-- STATED PROBLEM --
Restate, word for word, every line of the data.

[Collected data entries]
============================================================

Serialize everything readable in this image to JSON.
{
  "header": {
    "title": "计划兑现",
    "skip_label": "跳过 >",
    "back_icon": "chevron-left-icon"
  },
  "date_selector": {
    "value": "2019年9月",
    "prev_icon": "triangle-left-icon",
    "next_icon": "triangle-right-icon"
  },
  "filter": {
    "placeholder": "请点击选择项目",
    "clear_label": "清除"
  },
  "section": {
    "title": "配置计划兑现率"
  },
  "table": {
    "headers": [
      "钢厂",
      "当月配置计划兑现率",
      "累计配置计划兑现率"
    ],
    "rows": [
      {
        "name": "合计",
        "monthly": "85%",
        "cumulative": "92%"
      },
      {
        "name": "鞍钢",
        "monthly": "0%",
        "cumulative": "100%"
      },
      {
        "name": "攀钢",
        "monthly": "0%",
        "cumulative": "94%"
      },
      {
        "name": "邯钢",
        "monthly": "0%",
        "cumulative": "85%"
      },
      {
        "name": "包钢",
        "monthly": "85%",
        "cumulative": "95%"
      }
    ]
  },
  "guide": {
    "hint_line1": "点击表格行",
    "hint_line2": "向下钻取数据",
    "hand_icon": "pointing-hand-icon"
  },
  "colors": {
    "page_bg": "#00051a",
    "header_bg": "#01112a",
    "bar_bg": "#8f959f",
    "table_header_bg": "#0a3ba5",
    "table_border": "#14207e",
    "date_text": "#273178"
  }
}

============================================================

-- RESULT --
Serialize everything readable in this image to JSON.
{
  "header": {
    "title": "计划兑现",
    "skip_label": "跳过 >",
    "back_icon": "chevron-left-icon"
  },
  "date_selector": {
    "value": "2019年9月",
    "prev_icon": "triangle-left-icon",
    "next_icon": "triangle-right-icon"
  },
  "filter": {
    "placeholder": "请点击选择项目",
    "clear_label": "清除"
  },
  "section": {
    "title": "配置计划兑现率"
  },
  "table": {
    "headers": [
      "钢厂",
      "当月配置计划兑现率",
      "累计配置计划兑现率"
    ],
    "rows": [
      {
        "name": "合计",
        "monthly": "85%",
        "cumulative": "92%"
      },
      {
        "name": "鞍钢",
        "monthly": "0%",
        "cumulative": "100%"
      },
      {
        "name": "攀钢",
        "monthly": "0%",
        "cumulative": "94%"
      },
      {
        "name": "邯钢",
        "monthly": "0%",
        "cumulative": "85%"
      },
      {
        "name": "包钢",
        "monthly": "85%",
        "cumulative": "95%"
      }
    ]
  },
  "guide": {
    "hint_line1": "点击表格行",
    "hint_line2": "向下钻取数据",
    "hand_icon": "pointing-hand-icon"
  },
  "colors": {
    "page_bg": "#00051a",
    "header_bg": "#01112a",
    "bar_bg": "#8f959f",
    "table_header_bg": "#0a3ba5",
    "table_border": "#14207e",
    "date_text": "#273178"
  }
}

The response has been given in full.